> _Exercise description_:
Count every line that holds the string "this", then give that number alone.

Records from a collection:
◇ ◇ ◇ ◇ ◇ ◇ ◇

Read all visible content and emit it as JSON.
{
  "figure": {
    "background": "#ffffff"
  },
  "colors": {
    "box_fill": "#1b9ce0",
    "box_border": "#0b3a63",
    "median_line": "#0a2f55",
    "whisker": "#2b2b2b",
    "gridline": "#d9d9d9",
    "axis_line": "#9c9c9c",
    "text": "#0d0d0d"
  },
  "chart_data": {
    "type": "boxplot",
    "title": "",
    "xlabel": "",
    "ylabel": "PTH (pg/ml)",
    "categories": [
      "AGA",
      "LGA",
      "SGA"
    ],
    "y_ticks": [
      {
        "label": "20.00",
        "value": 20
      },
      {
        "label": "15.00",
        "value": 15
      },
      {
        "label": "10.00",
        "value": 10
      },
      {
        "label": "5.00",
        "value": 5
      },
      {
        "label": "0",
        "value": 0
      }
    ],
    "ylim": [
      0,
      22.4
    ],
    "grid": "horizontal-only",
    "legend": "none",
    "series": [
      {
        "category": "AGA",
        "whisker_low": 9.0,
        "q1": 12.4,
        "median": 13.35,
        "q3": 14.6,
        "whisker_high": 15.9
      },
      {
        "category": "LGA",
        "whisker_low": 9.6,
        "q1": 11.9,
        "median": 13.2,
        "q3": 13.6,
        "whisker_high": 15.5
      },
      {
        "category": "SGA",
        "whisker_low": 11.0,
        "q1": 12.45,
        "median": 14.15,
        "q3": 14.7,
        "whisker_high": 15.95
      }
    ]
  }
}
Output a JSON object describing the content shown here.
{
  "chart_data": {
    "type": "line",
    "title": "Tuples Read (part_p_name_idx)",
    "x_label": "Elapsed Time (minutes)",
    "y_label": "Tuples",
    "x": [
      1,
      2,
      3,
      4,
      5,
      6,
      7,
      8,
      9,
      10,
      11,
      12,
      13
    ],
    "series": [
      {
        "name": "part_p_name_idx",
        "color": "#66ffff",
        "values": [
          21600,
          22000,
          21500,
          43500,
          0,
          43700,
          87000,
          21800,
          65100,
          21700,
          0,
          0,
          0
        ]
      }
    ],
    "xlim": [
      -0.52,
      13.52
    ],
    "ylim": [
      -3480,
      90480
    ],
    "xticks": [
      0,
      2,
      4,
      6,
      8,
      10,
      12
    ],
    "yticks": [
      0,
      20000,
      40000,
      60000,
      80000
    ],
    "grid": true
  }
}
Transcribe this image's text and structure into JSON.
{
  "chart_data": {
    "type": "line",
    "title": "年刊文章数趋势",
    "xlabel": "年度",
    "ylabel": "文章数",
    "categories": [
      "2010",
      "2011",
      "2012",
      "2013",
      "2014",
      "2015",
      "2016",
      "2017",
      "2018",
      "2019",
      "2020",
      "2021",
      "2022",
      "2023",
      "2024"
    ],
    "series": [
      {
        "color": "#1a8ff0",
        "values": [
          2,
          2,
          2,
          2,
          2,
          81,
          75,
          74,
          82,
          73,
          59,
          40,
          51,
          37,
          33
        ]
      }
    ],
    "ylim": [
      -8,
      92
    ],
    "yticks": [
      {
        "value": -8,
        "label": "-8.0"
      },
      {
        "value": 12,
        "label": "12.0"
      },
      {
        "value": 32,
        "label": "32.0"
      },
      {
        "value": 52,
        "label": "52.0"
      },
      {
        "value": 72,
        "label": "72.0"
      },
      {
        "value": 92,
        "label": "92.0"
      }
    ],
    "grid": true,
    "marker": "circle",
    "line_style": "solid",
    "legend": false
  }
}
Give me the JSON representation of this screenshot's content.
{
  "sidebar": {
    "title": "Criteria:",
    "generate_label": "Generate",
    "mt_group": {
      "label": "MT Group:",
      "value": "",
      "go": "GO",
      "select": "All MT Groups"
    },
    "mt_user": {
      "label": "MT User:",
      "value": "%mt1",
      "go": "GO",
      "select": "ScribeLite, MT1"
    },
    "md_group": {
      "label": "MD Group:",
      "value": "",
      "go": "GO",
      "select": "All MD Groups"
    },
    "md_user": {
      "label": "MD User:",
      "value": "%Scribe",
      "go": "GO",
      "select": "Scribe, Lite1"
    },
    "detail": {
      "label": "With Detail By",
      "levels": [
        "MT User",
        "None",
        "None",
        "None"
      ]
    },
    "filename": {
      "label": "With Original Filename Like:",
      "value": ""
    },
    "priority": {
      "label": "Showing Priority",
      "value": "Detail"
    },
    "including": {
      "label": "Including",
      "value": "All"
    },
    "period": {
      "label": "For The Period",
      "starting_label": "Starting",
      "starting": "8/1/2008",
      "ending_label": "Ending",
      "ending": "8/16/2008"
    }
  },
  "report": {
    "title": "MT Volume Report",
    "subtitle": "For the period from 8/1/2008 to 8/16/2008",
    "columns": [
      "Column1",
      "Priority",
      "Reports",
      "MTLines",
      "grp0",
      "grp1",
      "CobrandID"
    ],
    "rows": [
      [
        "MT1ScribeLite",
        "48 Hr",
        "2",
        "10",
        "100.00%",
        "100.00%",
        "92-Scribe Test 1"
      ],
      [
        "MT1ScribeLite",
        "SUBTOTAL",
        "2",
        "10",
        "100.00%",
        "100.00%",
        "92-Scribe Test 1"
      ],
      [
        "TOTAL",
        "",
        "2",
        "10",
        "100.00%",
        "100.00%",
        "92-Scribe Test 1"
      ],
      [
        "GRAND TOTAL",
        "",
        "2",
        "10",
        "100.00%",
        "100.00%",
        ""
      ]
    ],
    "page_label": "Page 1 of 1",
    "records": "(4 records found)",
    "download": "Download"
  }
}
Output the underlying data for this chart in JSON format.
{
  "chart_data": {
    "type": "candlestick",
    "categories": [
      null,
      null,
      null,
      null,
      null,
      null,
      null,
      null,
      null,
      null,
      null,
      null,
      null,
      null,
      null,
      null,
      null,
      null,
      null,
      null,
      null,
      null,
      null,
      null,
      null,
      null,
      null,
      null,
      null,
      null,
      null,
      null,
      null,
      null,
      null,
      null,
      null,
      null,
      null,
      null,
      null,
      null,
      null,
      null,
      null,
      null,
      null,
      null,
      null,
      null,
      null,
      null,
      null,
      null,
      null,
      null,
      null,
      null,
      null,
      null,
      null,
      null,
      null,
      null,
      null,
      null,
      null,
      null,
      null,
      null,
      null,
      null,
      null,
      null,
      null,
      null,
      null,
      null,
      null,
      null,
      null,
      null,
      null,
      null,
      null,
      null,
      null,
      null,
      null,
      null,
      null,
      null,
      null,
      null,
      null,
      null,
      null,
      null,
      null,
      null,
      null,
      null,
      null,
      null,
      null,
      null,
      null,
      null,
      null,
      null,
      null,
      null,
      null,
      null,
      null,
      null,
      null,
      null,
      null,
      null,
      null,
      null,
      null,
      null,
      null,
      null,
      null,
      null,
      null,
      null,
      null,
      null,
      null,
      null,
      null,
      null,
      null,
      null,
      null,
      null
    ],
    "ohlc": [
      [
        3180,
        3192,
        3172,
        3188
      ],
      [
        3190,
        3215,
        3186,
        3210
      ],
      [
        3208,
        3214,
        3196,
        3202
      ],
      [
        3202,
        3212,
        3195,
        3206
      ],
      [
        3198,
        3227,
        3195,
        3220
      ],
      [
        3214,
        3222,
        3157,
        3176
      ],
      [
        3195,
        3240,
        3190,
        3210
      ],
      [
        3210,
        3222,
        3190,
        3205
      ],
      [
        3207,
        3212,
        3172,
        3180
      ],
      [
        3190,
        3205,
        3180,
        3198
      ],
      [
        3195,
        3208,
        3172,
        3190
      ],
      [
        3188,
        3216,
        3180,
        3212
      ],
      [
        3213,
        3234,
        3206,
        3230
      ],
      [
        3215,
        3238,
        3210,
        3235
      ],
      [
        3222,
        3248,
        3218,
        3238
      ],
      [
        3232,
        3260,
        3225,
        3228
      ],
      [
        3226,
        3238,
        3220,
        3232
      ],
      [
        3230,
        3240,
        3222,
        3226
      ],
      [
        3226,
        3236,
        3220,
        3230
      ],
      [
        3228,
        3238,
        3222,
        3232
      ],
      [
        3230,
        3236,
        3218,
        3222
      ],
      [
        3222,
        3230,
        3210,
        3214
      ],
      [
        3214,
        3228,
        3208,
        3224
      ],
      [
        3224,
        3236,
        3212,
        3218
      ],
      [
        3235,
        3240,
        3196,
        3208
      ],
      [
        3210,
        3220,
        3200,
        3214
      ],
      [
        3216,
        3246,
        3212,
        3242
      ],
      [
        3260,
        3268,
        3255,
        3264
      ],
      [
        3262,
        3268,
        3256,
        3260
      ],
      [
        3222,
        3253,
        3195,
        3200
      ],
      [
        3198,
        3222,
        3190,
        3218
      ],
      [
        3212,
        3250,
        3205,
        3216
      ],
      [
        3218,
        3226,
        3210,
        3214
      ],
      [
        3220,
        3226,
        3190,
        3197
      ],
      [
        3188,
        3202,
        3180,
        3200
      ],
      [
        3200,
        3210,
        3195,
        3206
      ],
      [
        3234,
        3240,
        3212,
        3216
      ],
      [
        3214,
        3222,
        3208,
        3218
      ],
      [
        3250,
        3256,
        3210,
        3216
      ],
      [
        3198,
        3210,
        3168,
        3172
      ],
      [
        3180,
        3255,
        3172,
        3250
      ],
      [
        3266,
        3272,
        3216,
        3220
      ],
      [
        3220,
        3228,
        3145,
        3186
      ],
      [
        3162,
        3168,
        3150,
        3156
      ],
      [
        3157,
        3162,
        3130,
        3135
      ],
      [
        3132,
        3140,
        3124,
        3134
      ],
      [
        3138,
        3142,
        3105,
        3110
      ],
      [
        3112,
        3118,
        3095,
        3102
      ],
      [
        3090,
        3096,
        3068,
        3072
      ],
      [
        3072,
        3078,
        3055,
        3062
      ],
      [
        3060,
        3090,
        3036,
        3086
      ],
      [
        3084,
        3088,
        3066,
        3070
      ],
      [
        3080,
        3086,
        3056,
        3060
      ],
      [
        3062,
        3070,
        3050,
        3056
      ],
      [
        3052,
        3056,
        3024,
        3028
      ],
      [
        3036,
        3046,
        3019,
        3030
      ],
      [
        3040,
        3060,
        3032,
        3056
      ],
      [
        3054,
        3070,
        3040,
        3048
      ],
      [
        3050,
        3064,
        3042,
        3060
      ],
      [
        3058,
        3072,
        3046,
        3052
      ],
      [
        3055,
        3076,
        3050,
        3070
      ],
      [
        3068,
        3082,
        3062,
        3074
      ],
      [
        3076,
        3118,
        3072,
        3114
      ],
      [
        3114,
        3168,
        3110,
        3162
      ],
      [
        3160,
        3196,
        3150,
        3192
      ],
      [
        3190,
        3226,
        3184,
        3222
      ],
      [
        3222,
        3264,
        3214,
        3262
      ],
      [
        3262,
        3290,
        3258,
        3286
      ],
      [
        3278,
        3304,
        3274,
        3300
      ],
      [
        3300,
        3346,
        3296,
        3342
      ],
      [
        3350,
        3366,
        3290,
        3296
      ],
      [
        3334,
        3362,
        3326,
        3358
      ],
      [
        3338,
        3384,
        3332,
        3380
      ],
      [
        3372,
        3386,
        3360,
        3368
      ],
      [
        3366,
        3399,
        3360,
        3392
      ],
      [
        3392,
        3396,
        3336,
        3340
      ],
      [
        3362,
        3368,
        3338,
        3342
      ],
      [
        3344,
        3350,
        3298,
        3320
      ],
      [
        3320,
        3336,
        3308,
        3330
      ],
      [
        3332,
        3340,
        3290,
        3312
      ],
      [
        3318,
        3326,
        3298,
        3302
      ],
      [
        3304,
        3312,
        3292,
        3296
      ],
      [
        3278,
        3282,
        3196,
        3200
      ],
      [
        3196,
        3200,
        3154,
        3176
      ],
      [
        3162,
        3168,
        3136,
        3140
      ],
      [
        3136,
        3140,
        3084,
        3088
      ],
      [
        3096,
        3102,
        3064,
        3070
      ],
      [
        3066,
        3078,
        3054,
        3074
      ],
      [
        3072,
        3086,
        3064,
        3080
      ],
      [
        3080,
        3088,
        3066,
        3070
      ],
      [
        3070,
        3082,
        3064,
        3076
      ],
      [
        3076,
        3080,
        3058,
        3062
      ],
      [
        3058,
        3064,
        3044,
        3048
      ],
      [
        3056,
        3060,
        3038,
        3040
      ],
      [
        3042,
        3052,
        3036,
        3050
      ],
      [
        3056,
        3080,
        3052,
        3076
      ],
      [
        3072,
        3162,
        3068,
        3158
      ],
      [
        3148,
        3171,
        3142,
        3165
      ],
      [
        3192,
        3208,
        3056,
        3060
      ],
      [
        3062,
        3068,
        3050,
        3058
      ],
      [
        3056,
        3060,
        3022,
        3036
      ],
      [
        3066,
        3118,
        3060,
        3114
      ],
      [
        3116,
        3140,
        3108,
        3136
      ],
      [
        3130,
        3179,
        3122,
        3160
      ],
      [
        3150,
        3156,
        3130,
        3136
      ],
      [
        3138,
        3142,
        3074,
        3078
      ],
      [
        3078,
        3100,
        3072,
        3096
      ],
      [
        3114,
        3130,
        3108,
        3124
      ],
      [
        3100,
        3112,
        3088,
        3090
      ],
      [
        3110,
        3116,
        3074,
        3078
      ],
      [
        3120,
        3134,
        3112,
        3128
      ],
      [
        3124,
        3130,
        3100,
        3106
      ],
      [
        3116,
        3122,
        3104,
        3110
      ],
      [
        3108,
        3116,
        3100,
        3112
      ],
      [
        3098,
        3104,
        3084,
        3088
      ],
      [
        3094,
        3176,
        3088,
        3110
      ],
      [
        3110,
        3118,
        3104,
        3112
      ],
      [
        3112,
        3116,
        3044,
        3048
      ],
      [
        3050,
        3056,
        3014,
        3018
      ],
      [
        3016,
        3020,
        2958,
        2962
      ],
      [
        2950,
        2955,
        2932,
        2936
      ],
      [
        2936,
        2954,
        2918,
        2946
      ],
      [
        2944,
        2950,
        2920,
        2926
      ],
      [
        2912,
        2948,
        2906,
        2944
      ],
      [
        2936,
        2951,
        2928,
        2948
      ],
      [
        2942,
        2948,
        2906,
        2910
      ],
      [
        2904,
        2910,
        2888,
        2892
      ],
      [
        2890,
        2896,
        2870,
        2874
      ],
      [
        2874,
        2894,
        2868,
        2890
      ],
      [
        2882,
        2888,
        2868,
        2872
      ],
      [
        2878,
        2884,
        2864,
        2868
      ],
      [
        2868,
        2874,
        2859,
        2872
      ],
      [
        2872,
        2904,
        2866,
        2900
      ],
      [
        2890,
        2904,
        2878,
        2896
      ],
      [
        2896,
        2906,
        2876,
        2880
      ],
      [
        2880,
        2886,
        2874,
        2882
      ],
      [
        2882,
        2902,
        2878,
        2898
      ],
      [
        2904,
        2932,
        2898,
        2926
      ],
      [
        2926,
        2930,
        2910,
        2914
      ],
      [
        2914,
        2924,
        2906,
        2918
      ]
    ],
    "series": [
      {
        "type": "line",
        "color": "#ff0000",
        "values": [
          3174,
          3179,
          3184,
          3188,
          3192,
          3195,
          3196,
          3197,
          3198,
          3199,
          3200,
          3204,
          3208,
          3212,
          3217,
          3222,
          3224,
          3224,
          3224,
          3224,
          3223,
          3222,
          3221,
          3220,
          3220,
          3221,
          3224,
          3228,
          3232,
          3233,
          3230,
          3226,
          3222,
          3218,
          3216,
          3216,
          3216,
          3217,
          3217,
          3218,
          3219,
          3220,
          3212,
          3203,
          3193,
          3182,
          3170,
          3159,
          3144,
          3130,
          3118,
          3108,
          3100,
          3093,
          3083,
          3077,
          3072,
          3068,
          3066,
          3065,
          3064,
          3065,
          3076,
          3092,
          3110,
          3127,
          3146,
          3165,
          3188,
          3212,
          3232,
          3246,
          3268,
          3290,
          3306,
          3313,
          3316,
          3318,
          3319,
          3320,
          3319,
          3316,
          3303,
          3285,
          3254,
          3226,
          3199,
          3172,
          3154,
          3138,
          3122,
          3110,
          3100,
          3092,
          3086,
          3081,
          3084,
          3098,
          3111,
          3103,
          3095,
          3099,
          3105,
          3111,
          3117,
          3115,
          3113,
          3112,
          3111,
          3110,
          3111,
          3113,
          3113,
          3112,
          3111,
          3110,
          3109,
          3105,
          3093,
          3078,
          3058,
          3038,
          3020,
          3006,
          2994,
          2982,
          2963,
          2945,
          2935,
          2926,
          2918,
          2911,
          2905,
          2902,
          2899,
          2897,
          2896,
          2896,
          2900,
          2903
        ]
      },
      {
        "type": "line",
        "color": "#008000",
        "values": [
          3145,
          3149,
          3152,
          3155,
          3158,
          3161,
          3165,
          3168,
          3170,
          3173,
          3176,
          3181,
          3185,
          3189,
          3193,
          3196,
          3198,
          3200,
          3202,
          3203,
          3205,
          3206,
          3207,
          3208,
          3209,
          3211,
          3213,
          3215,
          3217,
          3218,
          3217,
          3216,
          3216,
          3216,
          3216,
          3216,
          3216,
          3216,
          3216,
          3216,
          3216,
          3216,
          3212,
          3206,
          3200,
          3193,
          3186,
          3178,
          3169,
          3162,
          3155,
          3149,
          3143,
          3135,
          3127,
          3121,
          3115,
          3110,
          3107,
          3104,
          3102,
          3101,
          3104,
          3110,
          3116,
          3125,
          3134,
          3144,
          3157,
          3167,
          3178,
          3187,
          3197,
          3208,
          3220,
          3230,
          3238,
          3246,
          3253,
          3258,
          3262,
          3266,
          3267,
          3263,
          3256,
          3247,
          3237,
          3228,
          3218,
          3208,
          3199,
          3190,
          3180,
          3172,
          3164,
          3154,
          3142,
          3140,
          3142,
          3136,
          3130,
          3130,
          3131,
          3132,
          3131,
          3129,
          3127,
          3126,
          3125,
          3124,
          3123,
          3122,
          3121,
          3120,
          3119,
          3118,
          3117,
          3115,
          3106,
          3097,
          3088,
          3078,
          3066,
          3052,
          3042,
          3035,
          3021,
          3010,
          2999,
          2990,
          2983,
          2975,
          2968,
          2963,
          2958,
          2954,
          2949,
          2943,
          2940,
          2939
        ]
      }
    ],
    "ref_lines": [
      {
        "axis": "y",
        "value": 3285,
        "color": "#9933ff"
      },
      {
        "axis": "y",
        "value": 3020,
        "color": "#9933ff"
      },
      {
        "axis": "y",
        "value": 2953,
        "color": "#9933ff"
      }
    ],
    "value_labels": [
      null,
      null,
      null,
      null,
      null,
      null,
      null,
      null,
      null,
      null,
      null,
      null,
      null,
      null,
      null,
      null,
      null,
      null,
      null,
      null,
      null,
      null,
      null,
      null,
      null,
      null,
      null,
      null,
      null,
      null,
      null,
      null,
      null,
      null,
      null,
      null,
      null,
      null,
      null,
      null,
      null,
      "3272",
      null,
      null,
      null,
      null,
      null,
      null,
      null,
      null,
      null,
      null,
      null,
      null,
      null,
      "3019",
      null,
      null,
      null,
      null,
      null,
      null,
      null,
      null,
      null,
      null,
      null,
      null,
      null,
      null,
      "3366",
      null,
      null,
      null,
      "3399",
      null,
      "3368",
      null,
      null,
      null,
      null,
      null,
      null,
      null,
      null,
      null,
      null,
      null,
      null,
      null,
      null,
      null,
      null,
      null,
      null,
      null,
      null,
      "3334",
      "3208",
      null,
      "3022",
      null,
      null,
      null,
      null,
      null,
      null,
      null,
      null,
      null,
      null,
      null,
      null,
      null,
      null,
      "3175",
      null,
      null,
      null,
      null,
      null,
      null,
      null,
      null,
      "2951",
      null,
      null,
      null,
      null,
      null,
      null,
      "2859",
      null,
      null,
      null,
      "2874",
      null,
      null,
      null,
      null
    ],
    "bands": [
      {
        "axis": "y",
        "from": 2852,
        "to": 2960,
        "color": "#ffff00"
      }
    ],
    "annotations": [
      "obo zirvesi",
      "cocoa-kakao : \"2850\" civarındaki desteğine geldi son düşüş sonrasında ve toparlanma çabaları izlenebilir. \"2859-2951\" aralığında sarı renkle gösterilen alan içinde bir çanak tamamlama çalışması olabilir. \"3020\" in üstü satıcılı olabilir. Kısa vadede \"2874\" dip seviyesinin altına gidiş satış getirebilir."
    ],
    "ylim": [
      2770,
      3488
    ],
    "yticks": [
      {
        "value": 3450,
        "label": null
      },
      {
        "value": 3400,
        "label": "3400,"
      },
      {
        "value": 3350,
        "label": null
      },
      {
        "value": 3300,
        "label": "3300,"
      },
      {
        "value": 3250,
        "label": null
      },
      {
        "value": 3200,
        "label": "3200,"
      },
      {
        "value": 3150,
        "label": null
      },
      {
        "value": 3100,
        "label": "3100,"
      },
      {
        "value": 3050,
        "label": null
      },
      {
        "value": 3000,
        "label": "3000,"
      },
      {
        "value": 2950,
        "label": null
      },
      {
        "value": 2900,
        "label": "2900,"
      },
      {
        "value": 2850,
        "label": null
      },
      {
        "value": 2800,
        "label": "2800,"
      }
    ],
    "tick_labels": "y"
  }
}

◇ ◇ ◇ ◇ ◇ ◇ ◇

> _Full answer_:
3